■ **WHAT THE EXERCISE ASKS**:
Check each line of the data for "refused" and select those that have it.

>> start DATA LINES

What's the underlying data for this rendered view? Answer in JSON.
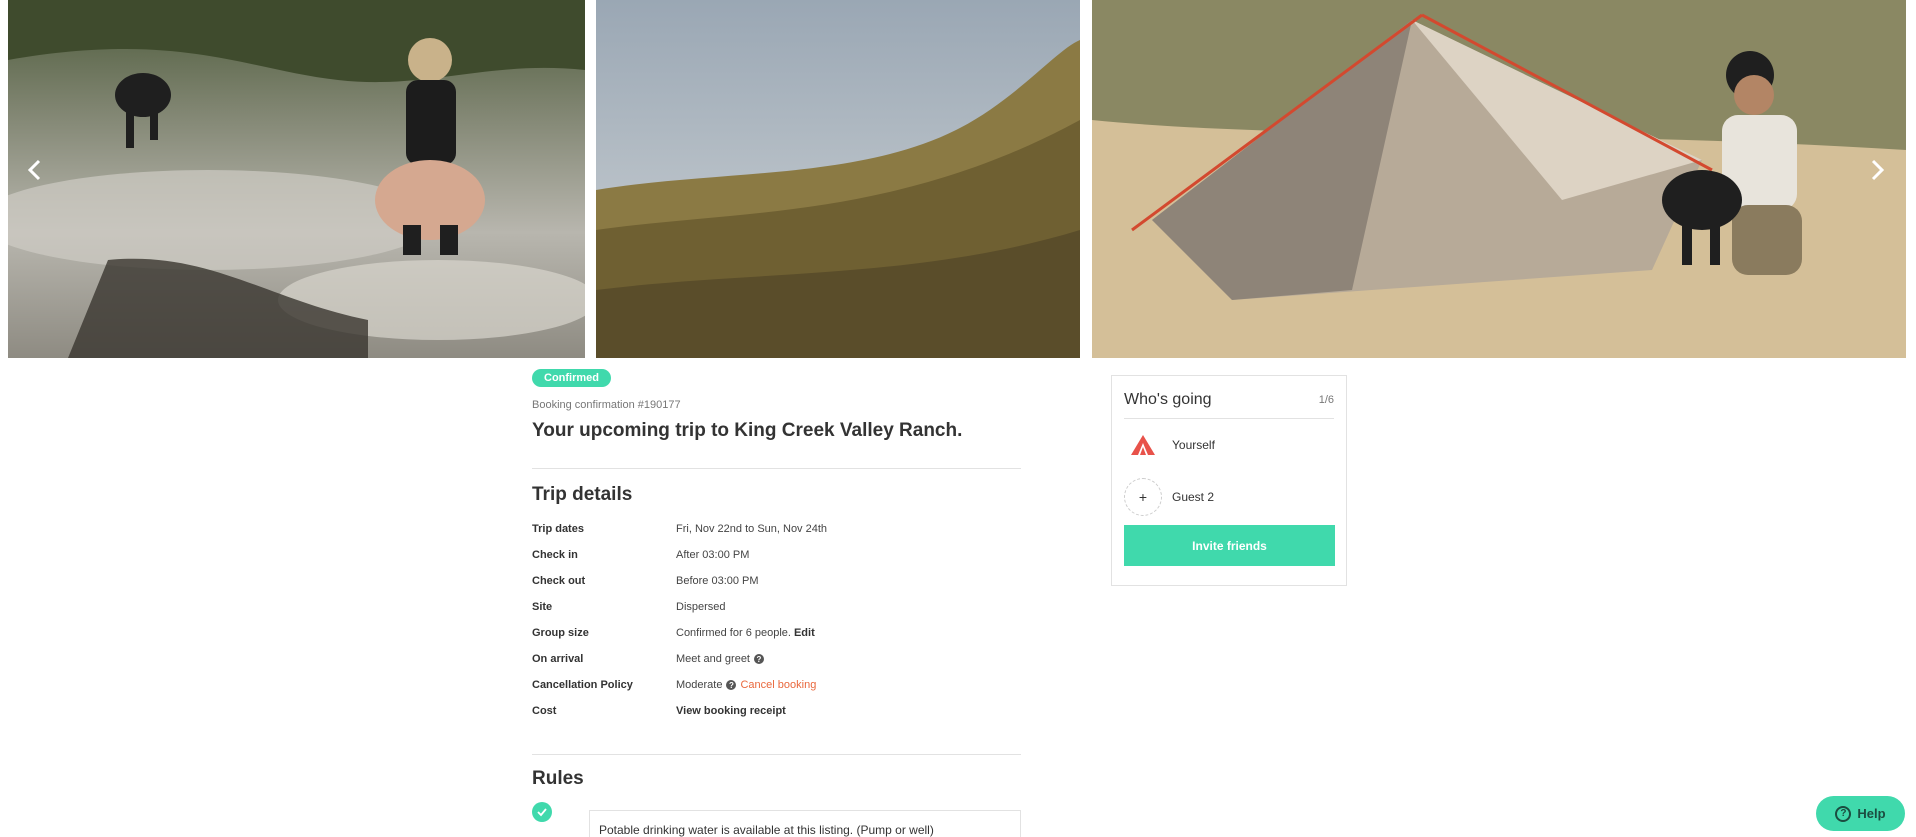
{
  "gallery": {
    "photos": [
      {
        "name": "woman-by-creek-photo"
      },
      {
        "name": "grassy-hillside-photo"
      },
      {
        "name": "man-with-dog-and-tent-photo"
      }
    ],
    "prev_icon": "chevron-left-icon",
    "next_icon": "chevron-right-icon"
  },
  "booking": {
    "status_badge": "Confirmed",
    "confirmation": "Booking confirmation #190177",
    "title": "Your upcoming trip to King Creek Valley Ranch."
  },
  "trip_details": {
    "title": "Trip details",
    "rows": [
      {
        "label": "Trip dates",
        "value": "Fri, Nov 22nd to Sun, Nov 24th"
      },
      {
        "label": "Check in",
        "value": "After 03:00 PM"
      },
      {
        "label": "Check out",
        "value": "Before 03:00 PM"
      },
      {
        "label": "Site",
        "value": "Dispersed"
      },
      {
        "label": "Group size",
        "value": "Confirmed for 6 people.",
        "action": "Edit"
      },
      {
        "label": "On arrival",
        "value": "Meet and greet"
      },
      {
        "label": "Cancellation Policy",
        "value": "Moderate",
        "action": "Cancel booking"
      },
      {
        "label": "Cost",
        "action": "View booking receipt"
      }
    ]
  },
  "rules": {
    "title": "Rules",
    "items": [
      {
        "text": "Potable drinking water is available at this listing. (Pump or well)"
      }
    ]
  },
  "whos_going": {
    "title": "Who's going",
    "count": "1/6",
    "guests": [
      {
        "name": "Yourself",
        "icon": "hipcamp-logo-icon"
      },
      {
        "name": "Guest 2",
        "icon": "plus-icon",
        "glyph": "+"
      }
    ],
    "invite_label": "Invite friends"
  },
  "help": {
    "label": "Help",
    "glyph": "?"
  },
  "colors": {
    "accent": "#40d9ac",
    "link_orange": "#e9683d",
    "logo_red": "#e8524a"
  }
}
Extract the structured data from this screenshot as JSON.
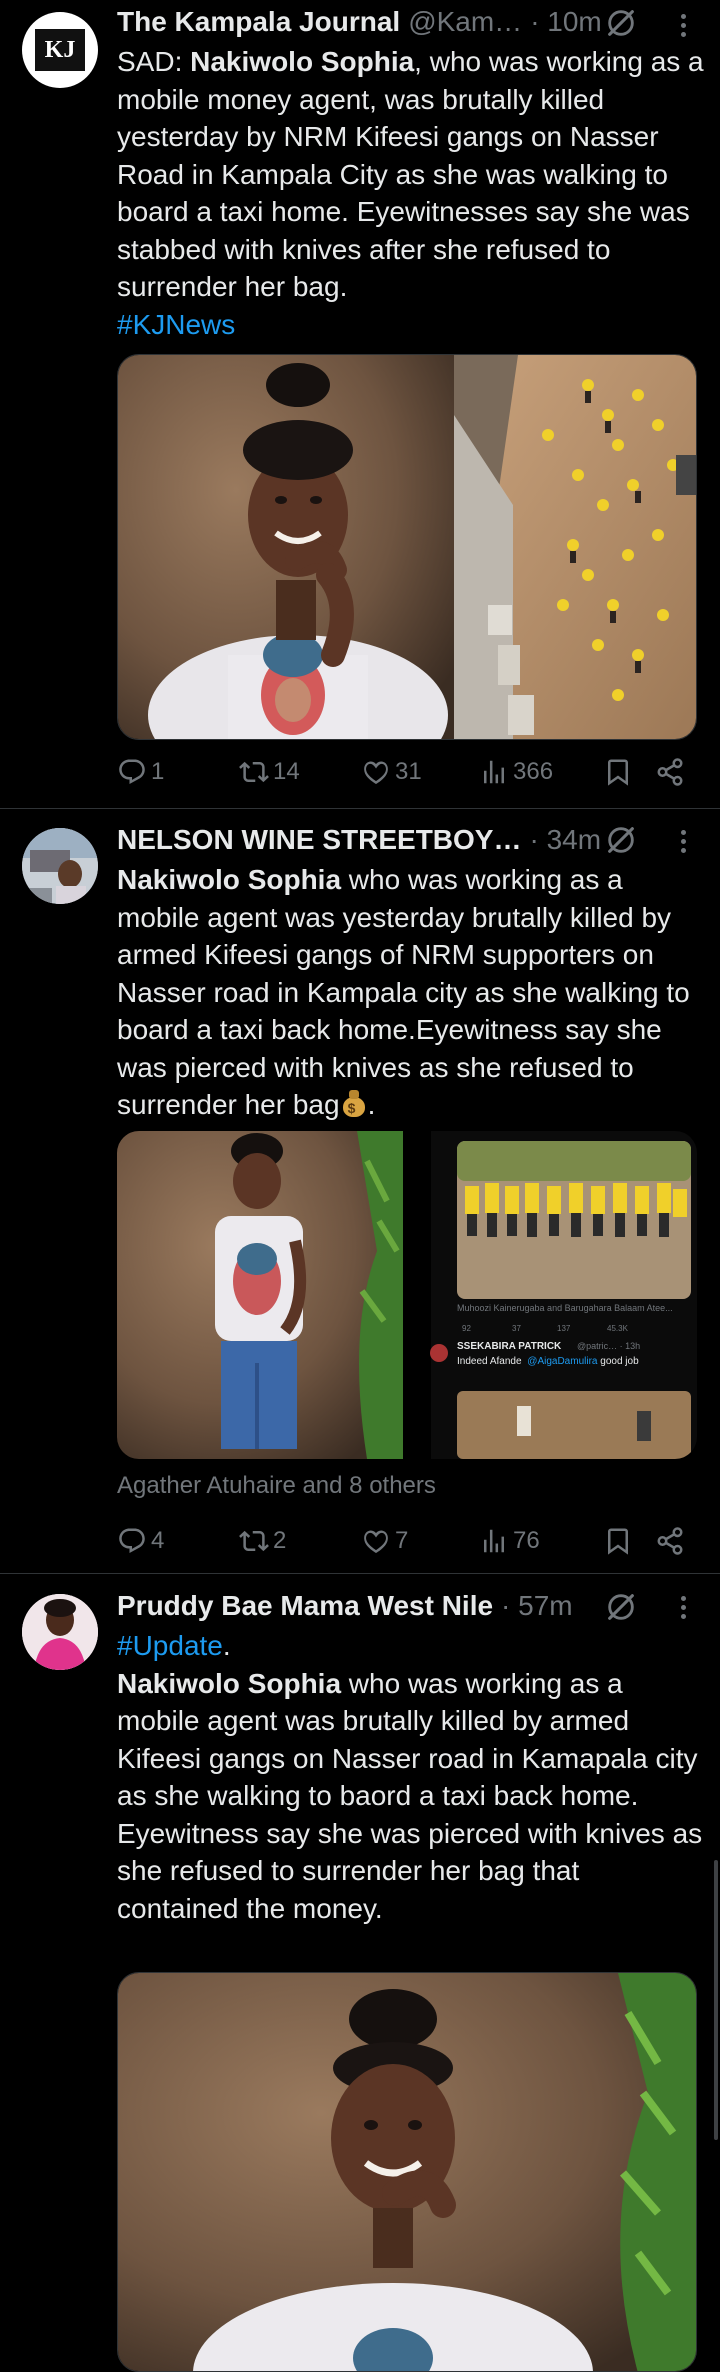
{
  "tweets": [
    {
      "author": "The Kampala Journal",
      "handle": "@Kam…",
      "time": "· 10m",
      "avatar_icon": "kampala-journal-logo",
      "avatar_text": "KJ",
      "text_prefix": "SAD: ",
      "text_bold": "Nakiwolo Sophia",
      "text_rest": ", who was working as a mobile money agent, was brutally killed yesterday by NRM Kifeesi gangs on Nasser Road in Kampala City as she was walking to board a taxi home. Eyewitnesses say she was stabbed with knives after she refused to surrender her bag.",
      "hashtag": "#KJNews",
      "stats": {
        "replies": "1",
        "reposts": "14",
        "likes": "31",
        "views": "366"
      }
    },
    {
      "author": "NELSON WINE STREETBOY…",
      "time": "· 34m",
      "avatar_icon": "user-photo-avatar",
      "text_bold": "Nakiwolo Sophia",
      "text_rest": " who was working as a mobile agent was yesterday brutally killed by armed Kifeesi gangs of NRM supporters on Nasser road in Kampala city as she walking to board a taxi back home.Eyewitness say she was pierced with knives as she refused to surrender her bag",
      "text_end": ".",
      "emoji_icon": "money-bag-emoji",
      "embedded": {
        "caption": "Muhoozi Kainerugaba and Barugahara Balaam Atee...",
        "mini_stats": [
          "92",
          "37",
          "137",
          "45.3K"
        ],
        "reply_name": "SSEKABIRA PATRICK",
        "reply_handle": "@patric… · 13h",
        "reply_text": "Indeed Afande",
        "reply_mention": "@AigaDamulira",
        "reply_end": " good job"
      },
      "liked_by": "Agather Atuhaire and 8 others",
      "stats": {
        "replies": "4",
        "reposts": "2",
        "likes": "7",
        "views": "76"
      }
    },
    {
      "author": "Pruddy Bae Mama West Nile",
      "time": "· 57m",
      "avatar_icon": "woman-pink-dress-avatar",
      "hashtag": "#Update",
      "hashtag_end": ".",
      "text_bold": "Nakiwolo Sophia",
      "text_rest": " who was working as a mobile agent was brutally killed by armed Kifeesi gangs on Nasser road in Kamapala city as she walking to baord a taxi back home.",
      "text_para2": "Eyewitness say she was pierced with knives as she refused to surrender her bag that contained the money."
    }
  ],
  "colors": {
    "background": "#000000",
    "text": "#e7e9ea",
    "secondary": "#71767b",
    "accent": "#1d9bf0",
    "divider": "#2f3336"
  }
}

>> end DATA LINES
>> start DATA LINES

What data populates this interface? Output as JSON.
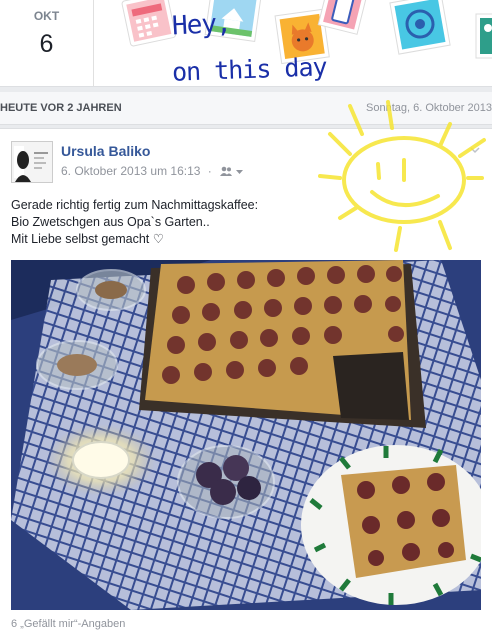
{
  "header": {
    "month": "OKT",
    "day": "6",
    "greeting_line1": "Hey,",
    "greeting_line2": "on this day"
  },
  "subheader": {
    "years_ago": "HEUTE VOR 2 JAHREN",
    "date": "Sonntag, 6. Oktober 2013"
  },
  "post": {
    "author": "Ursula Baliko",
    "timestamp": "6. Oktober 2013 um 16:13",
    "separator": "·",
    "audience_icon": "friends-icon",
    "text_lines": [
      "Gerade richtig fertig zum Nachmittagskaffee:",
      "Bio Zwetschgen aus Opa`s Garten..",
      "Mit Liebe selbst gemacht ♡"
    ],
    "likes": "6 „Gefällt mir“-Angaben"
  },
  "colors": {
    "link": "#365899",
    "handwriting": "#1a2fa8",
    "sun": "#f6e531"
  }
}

>> end DATA LINES
>> start DATA LINES

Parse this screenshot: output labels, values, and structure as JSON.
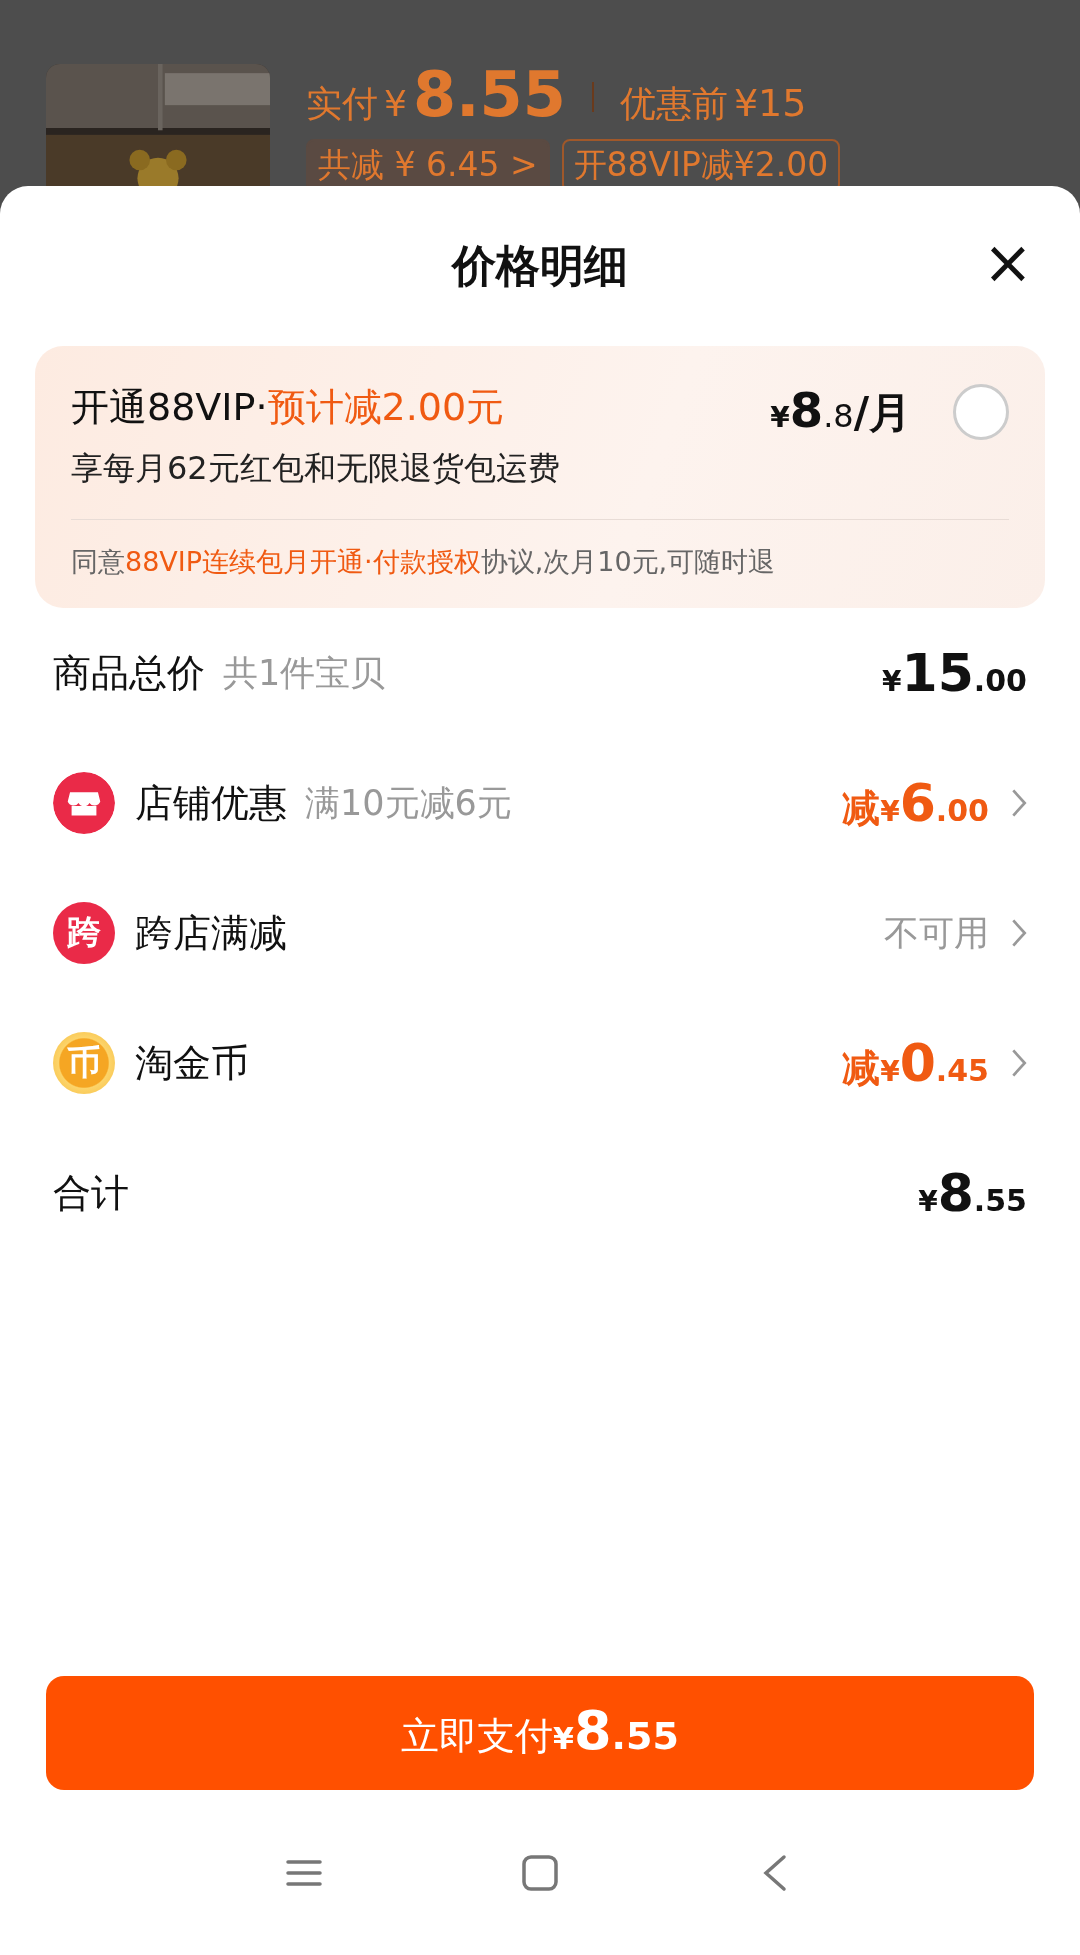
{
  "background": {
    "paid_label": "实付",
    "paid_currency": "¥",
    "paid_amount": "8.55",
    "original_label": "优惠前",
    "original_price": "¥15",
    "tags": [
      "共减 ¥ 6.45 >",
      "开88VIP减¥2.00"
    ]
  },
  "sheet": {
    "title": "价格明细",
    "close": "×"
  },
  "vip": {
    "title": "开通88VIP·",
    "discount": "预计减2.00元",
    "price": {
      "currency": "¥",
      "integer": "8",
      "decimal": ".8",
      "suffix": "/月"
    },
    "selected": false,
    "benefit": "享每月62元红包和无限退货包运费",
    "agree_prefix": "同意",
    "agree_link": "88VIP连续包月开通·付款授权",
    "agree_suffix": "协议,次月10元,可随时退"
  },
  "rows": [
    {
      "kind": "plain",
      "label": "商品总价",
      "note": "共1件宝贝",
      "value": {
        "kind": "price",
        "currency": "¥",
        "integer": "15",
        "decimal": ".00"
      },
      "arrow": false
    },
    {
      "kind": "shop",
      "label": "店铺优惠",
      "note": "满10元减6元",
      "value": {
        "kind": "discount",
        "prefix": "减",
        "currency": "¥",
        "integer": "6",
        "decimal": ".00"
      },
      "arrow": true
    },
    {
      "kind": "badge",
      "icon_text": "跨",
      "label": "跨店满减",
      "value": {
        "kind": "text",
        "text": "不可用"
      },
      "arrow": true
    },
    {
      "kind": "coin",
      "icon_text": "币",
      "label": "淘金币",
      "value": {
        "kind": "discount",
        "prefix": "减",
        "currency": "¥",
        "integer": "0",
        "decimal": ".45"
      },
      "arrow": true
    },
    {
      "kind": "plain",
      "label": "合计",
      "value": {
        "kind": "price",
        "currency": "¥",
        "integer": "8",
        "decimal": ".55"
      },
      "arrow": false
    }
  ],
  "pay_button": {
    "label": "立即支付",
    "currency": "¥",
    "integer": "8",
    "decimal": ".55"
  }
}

>> end DATA LINES

■ **TASK OUTPUT**:
      "text_rest": ", who was working as a mobile money agent, was brutally killed yesterday by NRM Kifeesi gangs on Nasser Road in Kampala City as she was walking to board a taxi home. Eyewitnesses say she was stabbed with knives after she refused to surrender her bag.",
      "text_rest": " who was working as a mobile agent was yesterday brutally killed by armed Kifeesi gangs of NRM supporters on Nasser road in Kampala city as she walking to board a taxi back home.Eyewitness say she was pierced with knives as she refused to surrender her bag",
      "text_para2": "Eyewitness say she was pierced with knives as she refused to surrender her bag that contained the money."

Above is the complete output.